>> start DATASET EXTRACT

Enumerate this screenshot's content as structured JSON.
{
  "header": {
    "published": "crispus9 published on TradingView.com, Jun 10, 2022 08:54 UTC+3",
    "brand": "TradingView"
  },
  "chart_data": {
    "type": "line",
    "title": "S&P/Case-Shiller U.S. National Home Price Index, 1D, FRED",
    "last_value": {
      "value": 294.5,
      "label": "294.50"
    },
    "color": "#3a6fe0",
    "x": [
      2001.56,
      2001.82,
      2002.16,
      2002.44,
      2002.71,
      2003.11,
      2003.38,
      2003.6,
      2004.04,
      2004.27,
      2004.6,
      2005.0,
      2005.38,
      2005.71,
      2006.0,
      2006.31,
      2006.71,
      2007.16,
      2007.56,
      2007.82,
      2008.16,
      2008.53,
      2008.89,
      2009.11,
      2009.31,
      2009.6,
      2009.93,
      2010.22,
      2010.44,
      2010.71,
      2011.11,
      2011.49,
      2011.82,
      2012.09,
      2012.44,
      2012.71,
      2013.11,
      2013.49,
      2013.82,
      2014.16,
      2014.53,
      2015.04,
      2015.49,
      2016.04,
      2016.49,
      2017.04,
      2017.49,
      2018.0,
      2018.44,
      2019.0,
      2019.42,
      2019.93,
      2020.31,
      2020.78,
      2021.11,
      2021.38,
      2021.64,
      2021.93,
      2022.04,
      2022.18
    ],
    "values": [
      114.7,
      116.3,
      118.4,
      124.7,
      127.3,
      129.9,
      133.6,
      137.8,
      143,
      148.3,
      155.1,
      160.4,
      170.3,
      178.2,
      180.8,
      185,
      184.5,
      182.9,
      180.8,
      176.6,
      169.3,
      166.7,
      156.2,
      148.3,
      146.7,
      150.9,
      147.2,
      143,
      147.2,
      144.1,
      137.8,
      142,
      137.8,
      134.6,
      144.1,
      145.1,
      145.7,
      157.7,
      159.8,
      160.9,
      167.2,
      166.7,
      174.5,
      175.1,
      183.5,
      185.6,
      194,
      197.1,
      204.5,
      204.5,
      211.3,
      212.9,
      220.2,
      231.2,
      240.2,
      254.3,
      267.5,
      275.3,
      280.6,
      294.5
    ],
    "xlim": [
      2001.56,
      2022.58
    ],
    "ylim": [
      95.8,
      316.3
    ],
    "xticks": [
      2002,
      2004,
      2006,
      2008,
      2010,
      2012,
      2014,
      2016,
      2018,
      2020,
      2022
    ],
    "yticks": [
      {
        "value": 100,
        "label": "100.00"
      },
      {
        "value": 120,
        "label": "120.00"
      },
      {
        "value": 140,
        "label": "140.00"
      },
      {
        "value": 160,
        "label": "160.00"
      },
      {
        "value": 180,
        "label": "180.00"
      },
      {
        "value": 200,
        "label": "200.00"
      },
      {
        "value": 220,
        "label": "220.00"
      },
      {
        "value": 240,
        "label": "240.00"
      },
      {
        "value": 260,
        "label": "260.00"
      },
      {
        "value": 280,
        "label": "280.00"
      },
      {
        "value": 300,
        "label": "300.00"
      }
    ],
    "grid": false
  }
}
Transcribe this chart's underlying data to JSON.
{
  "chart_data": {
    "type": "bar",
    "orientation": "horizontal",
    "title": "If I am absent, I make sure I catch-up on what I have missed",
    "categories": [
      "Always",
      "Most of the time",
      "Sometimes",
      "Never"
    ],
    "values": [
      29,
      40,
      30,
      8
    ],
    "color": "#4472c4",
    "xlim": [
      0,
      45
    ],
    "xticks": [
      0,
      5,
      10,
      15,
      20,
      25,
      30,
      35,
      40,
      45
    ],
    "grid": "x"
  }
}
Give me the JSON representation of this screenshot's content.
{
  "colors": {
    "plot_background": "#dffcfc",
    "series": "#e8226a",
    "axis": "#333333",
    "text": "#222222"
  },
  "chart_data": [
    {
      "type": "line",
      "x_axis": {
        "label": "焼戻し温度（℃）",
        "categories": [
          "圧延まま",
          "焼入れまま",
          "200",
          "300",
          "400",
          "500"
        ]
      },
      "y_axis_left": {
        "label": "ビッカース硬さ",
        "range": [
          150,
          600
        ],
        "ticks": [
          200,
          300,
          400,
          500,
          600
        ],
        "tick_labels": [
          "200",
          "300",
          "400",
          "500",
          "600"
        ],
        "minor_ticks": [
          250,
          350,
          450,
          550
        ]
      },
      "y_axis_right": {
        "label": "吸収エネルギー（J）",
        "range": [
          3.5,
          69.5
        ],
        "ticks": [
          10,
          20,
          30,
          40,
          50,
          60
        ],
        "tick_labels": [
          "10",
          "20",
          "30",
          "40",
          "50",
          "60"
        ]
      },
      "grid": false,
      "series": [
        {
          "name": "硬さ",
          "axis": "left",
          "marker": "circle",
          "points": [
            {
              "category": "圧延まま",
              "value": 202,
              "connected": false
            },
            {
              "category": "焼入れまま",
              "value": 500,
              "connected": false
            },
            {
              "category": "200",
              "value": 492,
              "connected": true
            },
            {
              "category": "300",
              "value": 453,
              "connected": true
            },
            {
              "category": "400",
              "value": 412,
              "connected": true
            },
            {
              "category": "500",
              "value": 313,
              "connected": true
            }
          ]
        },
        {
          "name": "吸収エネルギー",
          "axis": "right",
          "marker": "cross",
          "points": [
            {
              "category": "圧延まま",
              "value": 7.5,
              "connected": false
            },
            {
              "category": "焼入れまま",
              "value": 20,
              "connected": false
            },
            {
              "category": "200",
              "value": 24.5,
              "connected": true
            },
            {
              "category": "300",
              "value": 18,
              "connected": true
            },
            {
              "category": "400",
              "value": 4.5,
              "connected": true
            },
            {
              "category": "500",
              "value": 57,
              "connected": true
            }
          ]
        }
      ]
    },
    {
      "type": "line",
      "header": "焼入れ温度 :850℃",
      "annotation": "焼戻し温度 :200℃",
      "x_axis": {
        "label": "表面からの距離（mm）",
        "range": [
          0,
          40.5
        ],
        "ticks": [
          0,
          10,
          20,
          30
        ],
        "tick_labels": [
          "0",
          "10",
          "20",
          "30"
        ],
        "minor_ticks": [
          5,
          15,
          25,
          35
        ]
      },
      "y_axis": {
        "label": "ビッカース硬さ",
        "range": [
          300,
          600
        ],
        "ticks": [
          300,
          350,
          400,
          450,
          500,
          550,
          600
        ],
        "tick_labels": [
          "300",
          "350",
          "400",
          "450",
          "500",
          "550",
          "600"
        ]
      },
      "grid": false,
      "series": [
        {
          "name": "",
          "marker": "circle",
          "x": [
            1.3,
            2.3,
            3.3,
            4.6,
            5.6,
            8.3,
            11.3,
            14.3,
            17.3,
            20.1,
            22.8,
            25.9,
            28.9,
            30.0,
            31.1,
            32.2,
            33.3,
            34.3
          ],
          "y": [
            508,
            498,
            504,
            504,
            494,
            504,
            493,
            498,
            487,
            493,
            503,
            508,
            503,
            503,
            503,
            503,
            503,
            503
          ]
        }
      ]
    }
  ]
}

>> end DATASET EXTRACT

Write the entire listing out again, word for word.

Enumerate this screenshot's content as structured JSON.
{
  "header": {
    "published": "crispus9 published on TradingView.com, Jun 10, 2022 08:54 UTC+3",
    "brand": "TradingView"
  },
  "chart_data": {
    "type": "line",
    "title": "S&P/Case-Shiller U.S. National Home Price Index, 1D, FRED",
    "last_value": {
      "value": 294.5,
      "label": "294.50"
    },
    "color": "#3a6fe0",
    "x": [
      2001.56,
      2001.82,
      2002.16,
      2002.44,
      2002.71,
      2003.11,
      2003.38,
      2003.6,
      2004.04,
      2004.27,
      2004.6,
      2005.0,
      2005.38,
      2005.71,
      2006.0,
      2006.31,
      2006.71,
      2007.16,
      2007.56,
      2007.82,
      2008.16,
      2008.53,
      2008.89,
      2009.11,
      2009.31,
      2009.6,
      2009.93,
      2010.22,
      2010.44,
      2010.71,
      2011.11,
      2011.49,
      2011.82,
      2012.09,
      2012.44,
      2012.71,
      2013.11,
      2013.49,
      2013.82,
      2014.16,
      2014.53,
      2015.04,
      2015.49,
      2016.04,
      2016.49,
      2017.04,
      2017.49,
      2018.0,
      2018.44,
      2019.0,
      2019.42,
      2019.93,
      2020.31,
      2020.78,
      2021.11,
      2021.38,
      2021.64,
      2021.93,
      2022.04,
      2022.18
    ],
    "values": [
      114.7,
      116.3,
      118.4,
      124.7,
      127.3,
      129.9,
      133.6,
      137.8,
      143,
      148.3,
      155.1,
      160.4,
      170.3,
      178.2,
      180.8,
      185,
      184.5,
      182.9,
      180.8,
      176.6,
      169.3,
      166.7,
      156.2,
      148.3,
      146.7,
      150.9,
      147.2,
      143,
      147.2,
      144.1,
      137.8,
      142,
      137.8,
      134.6,
      144.1,
      145.1,
      145.7,
      157.7,
      159.8,
      160.9,
      167.2,
      166.7,
      174.5,
      175.1,
      183.5,
      185.6,
      194,
      197.1,
      204.5,
      204.5,
      211.3,
      212.9,
      220.2,
      231.2,
      240.2,
      254.3,
      267.5,
      275.3,
      280.6,
      294.5
    ],
    "xlim": [
      2001.56,
      2022.58
    ],
    "ylim": [
      95.8,
      316.3
    ],
    "xticks": [
      2002,
      2004,
      2006,
      2008,
      2010,
      2012,
      2014,
      2016,
      2018,
      2020,
      2022
    ],
    "yticks": [
      {
        "value": 100,
        "label": "100.00"
      },
      {
        "value": 120,
        "label": "120.00"
      },
      {
        "value": 140,
        "label": "140.00"
      },
      {
        "value": 160,
        "label": "160.00"
      },
      {
        "value": 180,
        "label": "180.00"
      },
      {
        "value": 200,
        "label": "200.00"
      },
      {
        "value": 220,
        "label": "220.00"
      },
      {
        "value": 240,
        "label": "240.00"
      },
      {
        "value": 260,
        "label": "260.00"
      },
      {
        "value": 280,
        "label": "280.00"
      },
      {
        "value": 300,
        "label": "300.00"
      }
    ],
    "grid": false
  }
}
Transcribe this chart's underlying data to JSON.
{
  "chart_data": {
    "type": "bar",
    "orientation": "horizontal",
    "title": "If I am absent, I make sure I catch-up on what I have missed",
    "categories": [
      "Always",
      "Most of the time",
      "Sometimes",
      "Never"
    ],
    "values": [
      29,
      40,
      30,
      8
    ],
    "color": "#4472c4",
    "xlim": [
      0,
      45
    ],
    "xticks": [
      0,
      5,
      10,
      15,
      20,
      25,
      30,
      35,
      40,
      45
    ],
    "grid": "x"
  }
}
Give me the JSON representation of this screenshot's content.
{
  "colors": {
    "plot_background": "#dffcfc",
    "series": "#e8226a",
    "axis": "#333333",
    "text": "#222222"
  },
  "chart_data": [
    {
      "type": "line",
      "x_axis": {
        "label": "焼戻し温度（℃）",
        "categories": [
          "圧延まま",
          "焼入れまま",
          "200",
          "300",
          "400",
          "500"
        ]
      },
      "y_axis_left": {
        "label": "ビッカース硬さ",
        "range": [
          150,
          600
        ],
        "ticks": [
          200,
          300,
          400,
          500,
          600
        ],
        "tick_labels": [
          "200",
          "300",
          "400",
          "500",
          "600"
        ],
        "minor_ticks": [
          250,
          350,
          450,
          550
        ]
      },
      "y_axis_right": {
        "label": "吸収エネルギー（J）",
        "range": [
          3.5,
          69.5
        ],
        "ticks": [
          10,
          20,
          30,
          40,
          50,
          60
        ],
        "tick_labels": [
          "10",
          "20",
          "30",
          "40",
          "50",
          "60"
        ]
      },
      "grid": false,
      "series": [
        {
          "name": "硬さ",
          "axis": "left",
          "marker": "circle",
          "points": [
            {
              "category": "圧延まま",
              "value": 202,
              "connected": false
            },
            {
              "category": "焼入れまま",
              "value": 500,
              "connected": false
            },
            {
              "category": "200",
              "value": 492,
              "connected": true
            },
            {
              "category": "300",
              "value": 453,
              "connected": true
            },
            {
              "category": "400",
              "value": 412,
              "connected": true
            },
            {
              "category": "500",
              "value": 313,
              "connected": true
            }
          ]
        },
        {
          "name": "吸収エネルギー",
          "axis": "right",
          "marker": "cross",
          "points": [
            {
              "category": "圧延まま",
              "value": 7.5,
              "connected": false
            },
            {
              "category": "焼入れまま",
              "value": 20,
              "connected": false
            },
            {
              "category": "200",
              "value": 24.5,
              "connected": true
            },
            {
              "category": "300",
              "value": 18,
              "connected": true
            },
            {
              "category": "400",
              "value": 4.5,
              "connected": true
            },
            {
              "category": "500",
              "value": 57,
              "connected": true
            }
          ]
        }
      ]
    },
    {
      "type": "line",
      "header": "焼入れ温度 :850℃",
      "annotation": "焼戻し温度 :200℃",
      "x_axis": {
        "label": "表面からの距離（mm）",
        "range": [
          0,
          40.5
        ],
        "ticks": [
          0,
          10,
          20,
          30
        ],
        "tick_labels": [
          "0",
          "10",
          "20",
          "30"
        ],
        "minor_ticks": [
          5,
          15,
          25,
          35
        ]
      },
      "y_axis": {
        "label": "ビッカース硬さ",
        "range": [
          300,
          600
        ],
        "ticks": [
          300,
          350,
          400,
          450,
          500,
          550,
          600
        ],
        "tick_labels": [
          "300",
          "350",
          "400",
          "450",
          "500",
          "550",
          "600"
        ]
      },
      "grid": false,
      "series": [
        {
          "name": "",
          "marker": "circle",
          "x": [
            1.3,
            2.3,
            3.3,
            4.6,
            5.6,
            8.3,
            11.3,
            14.3,
            17.3,
            20.1,
            22.8,
            25.9,
            28.9,
            30.0,
            31.1,
            32.2,
            33.3,
            34.3
          ],
          "y": [
            508,
            498,
            504,
            504,
            494,
            504,
            493,
            498,
            487,
            493,
            503,
            508,
            503,
            503,
            503,
            503,
            503,
            503
          ]
        }
      ]
    }
  ]
}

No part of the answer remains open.